__YOUR OBJECTIVE__: Reproduce the listing below line for line, with every character unchanged, and leave out the pictures.

__TASK INPUTS__:

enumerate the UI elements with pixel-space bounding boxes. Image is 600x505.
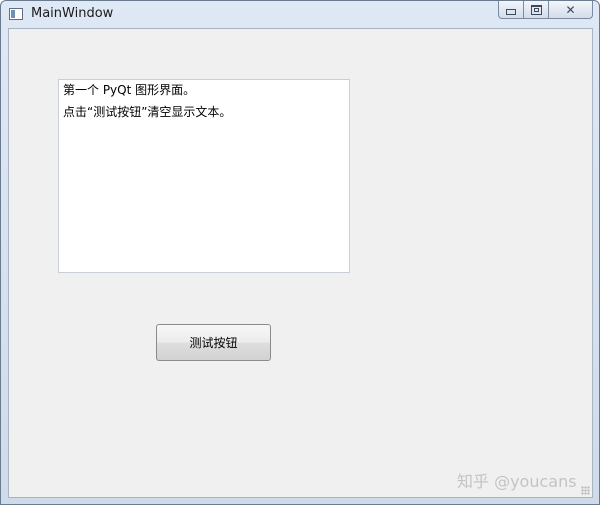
test-button[interactable]: 测试按钮 xyxy=(156,324,271,361)
minimize-icon xyxy=(506,8,516,15)
minimize-button[interactable] xyxy=(498,1,524,19)
size-grip-icon[interactable] xyxy=(581,486,590,495)
title-bar[interactable]: MainWindow ✕ xyxy=(1,1,599,27)
central-widget: 第一个 PyQt 图形界面。 点击“测试按钮”清空显示文本。 测试按钮 知乎 @… xyxy=(8,28,593,498)
watermark-text: 知乎 @youcans xyxy=(457,472,577,491)
text-display-area[interactable]: 第一个 PyQt 图形界面。 点击“测试按钮”清空显示文本。 xyxy=(58,79,350,273)
window-title: MainWindow xyxy=(31,6,114,21)
maximize-button[interactable] xyxy=(524,1,549,19)
app-window-icon xyxy=(9,8,23,20)
maximize-icon xyxy=(530,4,542,15)
main-window: MainWindow ✕ 第一个 PyQt 图形界面。 点击“测试按钮”清空显示… xyxy=(0,0,600,505)
text-line: 第一个 PyQt 图形界面。 xyxy=(63,83,196,97)
close-button[interactable]: ✕ xyxy=(549,1,593,19)
text-line: 点击“测试按钮”清空显示文本。 xyxy=(63,105,232,119)
caption-buttons: ✕ xyxy=(498,1,593,20)
close-icon: ✕ xyxy=(565,2,576,17)
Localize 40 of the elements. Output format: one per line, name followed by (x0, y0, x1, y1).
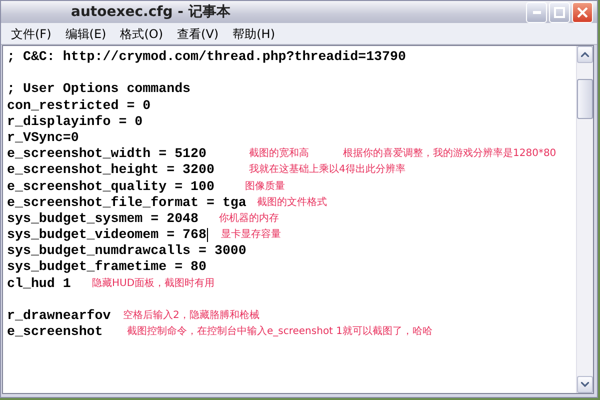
code-line: r_displayinfo = 0 (7, 114, 143, 129)
code-line: cl_hud 1 (7, 276, 71, 291)
annotation: 截图的文件格式 (257, 196, 327, 210)
scrollbar[interactable] (576, 46, 593, 393)
code-line: ; User Options commands (7, 81, 191, 96)
code-line: sys_budget_numdrawcalls = 3000 (7, 243, 246, 258)
annotation: 你机器的内存 (219, 212, 279, 226)
code-line: sys_budget_frametime = 80 (7, 259, 206, 274)
menu-item[interactable]: 文件(F) (4, 24, 58, 42)
menu-item[interactable]: 格式(O) (113, 24, 170, 42)
annotation: 图像质量 (245, 180, 285, 194)
code-line: e_screenshot_file_format = tga (7, 194, 246, 210)
code-line: e_screenshot_quality = 100 (7, 178, 214, 194)
code-line: e_screenshot_height = 3200 (7, 162, 214, 178)
annotation: 显卡显存容量 (221, 228, 281, 242)
code-line: e_screenshot (7, 324, 103, 340)
annotation: 截图的宽和高 (249, 146, 309, 162)
code-line: r_drawnearfov (7, 308, 111, 323)
scroll-down-button[interactable] (577, 376, 593, 393)
maximize-icon (554, 6, 565, 18)
menu-item[interactable]: 编辑(E) (58, 24, 114, 42)
annotation: 空格后输入2，隐藏胳膊和枪械 (123, 308, 260, 323)
window-title: autoexec.cfg - 记事本 (71, 2, 232, 22)
code-line: con_restricted = 0 (7, 98, 151, 113)
scroll-thumb[interactable] (577, 79, 593, 119)
annotation: 我就在这基础上乘以4得出此分辨率 (249, 162, 406, 178)
code-line: ; C&C: http://crymod.com/thread.php?threadid=13790 (7, 49, 406, 64)
annotation: 隐藏HUD面板，截图时有用 (92, 276, 215, 291)
code-line: e_screenshot_width = 5120 (7, 146, 206, 162)
close-button[interactable] (572, 2, 593, 22)
code-line: sys_budget_sysmem = 2048 (7, 210, 199, 226)
annotation: 截图控制命令，在控制台中输入e_screenshot 1就可以截图了，哈哈 (127, 324, 433, 340)
code-line: r_VSync=0 (7, 130, 79, 145)
close-icon (577, 6, 588, 18)
minimize-icon (532, 10, 540, 14)
scroll-up-button[interactable] (577, 46, 593, 63)
menu-item[interactable]: 查看(V) (170, 24, 226, 42)
menu-item[interactable]: 帮助(H) (226, 24, 282, 42)
code-line: sys_budget_videomem = 768 (7, 227, 206, 242)
annotation: 根据你的喜爱调整，我的游戏分辨率是1280*80 (343, 146, 556, 162)
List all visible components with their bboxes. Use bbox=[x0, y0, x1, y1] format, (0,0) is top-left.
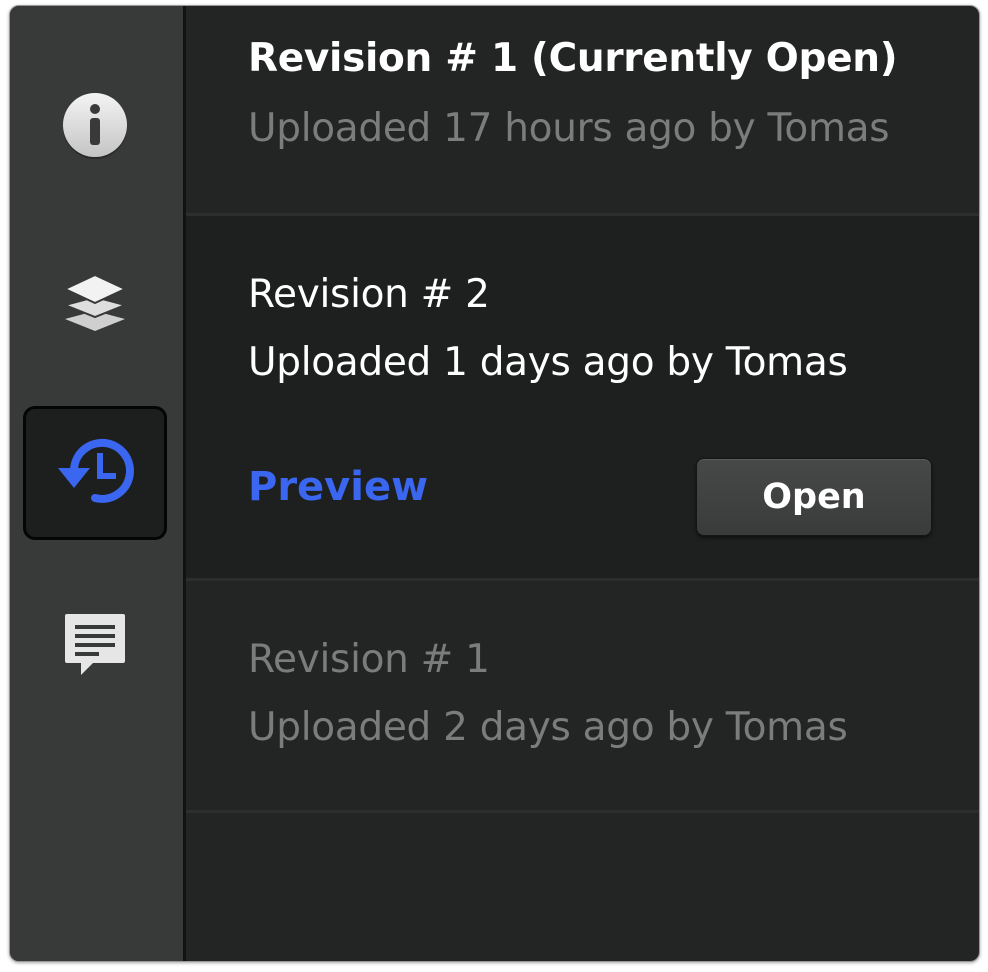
history-icon bbox=[58, 438, 134, 503]
open-button[interactable]: Open bbox=[696, 458, 932, 536]
revision-subtitle: Uploaded 17 hours ago by Tomas bbox=[248, 106, 890, 151]
layers-icon bbox=[63, 273, 127, 331]
list-item-revision-current: Revision # 1 (Currently Open) Uploaded 1… bbox=[186, 6, 979, 216]
revisions-panel: Revision # 1 (Currently Open) Uploaded 1… bbox=[9, 5, 980, 962]
sidebar-item-revisions[interactable] bbox=[23, 406, 167, 540]
comment-icon bbox=[65, 614, 125, 675]
sidebar-item-info[interactable] bbox=[23, 58, 167, 192]
revision-subtitle: Uploaded 2 days ago by Tomas bbox=[248, 705, 848, 750]
revision-list: Revision # 1 (Currently Open) Uploaded 1… bbox=[186, 6, 979, 961]
list-item-revision-2[interactable]: Revision # 2 Uploaded 1 days ago by Toma… bbox=[186, 216, 979, 581]
sidebar-item-layers[interactable] bbox=[23, 235, 167, 369]
revision-title: Revision # 1 bbox=[248, 637, 490, 682]
sidebar bbox=[10, 6, 186, 961]
revision-title: Revision # 2 bbox=[248, 272, 490, 317]
sidebar-item-comments[interactable] bbox=[23, 578, 167, 712]
revision-title: Revision # 1 (Currently Open) bbox=[248, 36, 898, 81]
preview-link[interactable]: Preview bbox=[248, 464, 428, 510]
revision-subtitle: Uploaded 1 days ago by Tomas bbox=[248, 340, 848, 385]
info-icon bbox=[63, 93, 127, 159]
list-item-revision-1[interactable]: Revision # 1 Uploaded 2 days ago by Toma… bbox=[186, 581, 979, 813]
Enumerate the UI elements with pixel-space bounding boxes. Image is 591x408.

__TASK OUTPUT__:
enumerate the UI elements with pixel-space bounding boxes. Image is 600x505.
test-button[interactable]: 测试按钮 xyxy=(156,324,271,361)
minimize-icon xyxy=(506,8,516,15)
minimize-button[interactable] xyxy=(498,1,524,19)
size-grip-icon[interactable] xyxy=(581,486,590,495)
title-bar[interactable]: MainWindow ✕ xyxy=(1,1,599,27)
central-widget: 第一个 PyQt 图形界面。 点击“测试按钮”清空显示文本。 测试按钮 知乎 @… xyxy=(8,28,593,498)
watermark-text: 知乎 @youcans xyxy=(457,472,577,491)
text-display-area[interactable]: 第一个 PyQt 图形界面。 点击“测试按钮”清空显示文本。 xyxy=(58,79,350,273)
window-title: MainWindow xyxy=(31,6,114,21)
maximize-button[interactable] xyxy=(524,1,549,19)
app-window-icon xyxy=(9,8,23,20)
maximize-icon xyxy=(530,4,542,15)
main-window: MainWindow ✕ 第一个 PyQt 图形界面。 点击“测试按钮”清空显示… xyxy=(0,0,600,505)
text-line: 第一个 PyQt 图形界面。 xyxy=(63,83,196,97)
close-button[interactable]: ✕ xyxy=(549,1,593,19)
text-line: 点击“测试按钮”清空显示文本。 xyxy=(63,105,232,119)
caption-buttons: ✕ xyxy=(498,1,593,20)
close-icon: ✕ xyxy=(565,2,576,17)
Localize 40 of the elements. Output format: one per line, name followed by (x0, y0, x1, y1).
code-line: r_displayinfo = 0 (7, 114, 143, 129)
code-line: cl_hud 1 (7, 276, 71, 291)
annotation: 截图的文件格式 (257, 196, 327, 210)
scrollbar[interactable] (576, 46, 593, 393)
code-line: ; User Options commands (7, 81, 191, 96)
code-line: sys_budget_numdrawcalls = 3000 (7, 243, 246, 258)
annotation: 你机器的内存 (219, 212, 279, 226)
code-line: sys_budget_frametime = 80 (7, 259, 206, 274)
menu-item[interactable]: 文件(F) (4, 24, 58, 42)
menu-item[interactable]: 格式(O) (113, 24, 170, 42)
annotation: 图像质量 (245, 180, 285, 194)
code-line: e_screenshot_file_format = tga (7, 194, 246, 210)
code-line: e_screenshot_quality = 100 (7, 178, 214, 194)
code-line: e_screenshot_height = 3200 (7, 162, 214, 178)
annotation: 显卡显存容量 (221, 228, 281, 242)
code-line: e_screenshot (7, 324, 103, 340)
annotation: 截图的宽和高 (249, 146, 309, 162)
code-line: r_drawnearfov (7, 308, 111, 323)
scroll-down-button[interactable] (577, 376, 593, 393)
maximize-icon (554, 6, 565, 18)
menu-item[interactable]: 编辑(E) (58, 24, 114, 42)
annotation: 空格后输入2，隐藏胳膊和枪械 (123, 308, 260, 323)
window-title: autoexec.cfg - 记事本 (71, 2, 232, 22)
code-line: con_restricted = 0 (7, 98, 151, 113)
scroll-thumb[interactable] (577, 79, 593, 119)
annotation: 我就在这基础上乘以4得出此分辨率 (249, 162, 406, 178)
code-line: ; C&C: http://crymod.com/thread.php?threadid=13790 (7, 49, 406, 64)
annotation: 隐藏HUD面板，截图时有用 (92, 276, 215, 291)
code-line: e_screenshot_width = 5120 (7, 146, 206, 162)
close-button[interactable] (572, 2, 593, 22)
code-line: sys_budget_sysmem = 2048 (7, 210, 199, 226)
annotation: 截图控制命令，在控制台中输入e_screenshot 1就可以截图了，哈哈 (127, 324, 433, 340)
code-line: r_VSync=0 (7, 130, 79, 145)
close-icon (577, 6, 588, 18)
minimize-icon (532, 10, 540, 14)
scroll-up-button[interactable] (577, 46, 593, 63)
menu-item[interactable]: 查看(V) (170, 24, 226, 42)
menu-item[interactable]: 帮助(H) (226, 24, 282, 42)
code-line: sys_budget_videomem = 768 (7, 227, 206, 242)
annotation: 根据你的喜爱调整，我的游戏分辨率是1280*80 (343, 146, 556, 162)
List all visible components with their bboxes. Use bbox=[x0, y0, x1, y1] format, (0,0) is top-left.
history-icon bbox=[58, 438, 134, 503]
open-button[interactable]: Open bbox=[696, 458, 932, 536]
revision-subtitle: Uploaded 17 hours ago by Tomas bbox=[248, 106, 890, 151]
layers-icon bbox=[63, 273, 127, 331]
list-item-revision-current: Revision # 1 (Currently Open) Uploaded 1… bbox=[186, 6, 979, 216]
revisions-panel: Revision # 1 (Currently Open) Uploaded 1… bbox=[9, 5, 980, 962]
sidebar-item-revisions[interactable] bbox=[23, 406, 167, 540]
comment-icon bbox=[65, 614, 125, 675]
sidebar-item-info[interactable] bbox=[23, 58, 167, 192]
revision-subtitle: Uploaded 2 days ago by Tomas bbox=[248, 705, 848, 750]
revision-list: Revision # 1 (Currently Open) Uploaded 1… bbox=[186, 6, 979, 961]
list-item-revision-2[interactable]: Revision # 2 Uploaded 1 days ago by Toma… bbox=[186, 216, 979, 581]
sidebar-item-layers[interactable] bbox=[23, 235, 167, 369]
revision-title: Revision # 1 bbox=[248, 637, 490, 682]
sidebar bbox=[10, 6, 186, 961]
revision-title: Revision # 2 bbox=[248, 272, 490, 317]
sidebar-item-comments[interactable] bbox=[23, 578, 167, 712]
revision-title: Revision # 1 (Currently Open) bbox=[248, 36, 898, 81]
preview-link[interactable]: Preview bbox=[248, 464, 428, 510]
revision-subtitle: Uploaded 1 days ago by Tomas bbox=[248, 340, 848, 385]
info-icon bbox=[63, 93, 127, 159]
list-item-revision-1[interactable]: Revision # 1 Uploaded 2 days ago by Toma… bbox=[186, 581, 979, 813]
Enumerate the UI elements with pixel-space bounding boxes. Image is 591x408.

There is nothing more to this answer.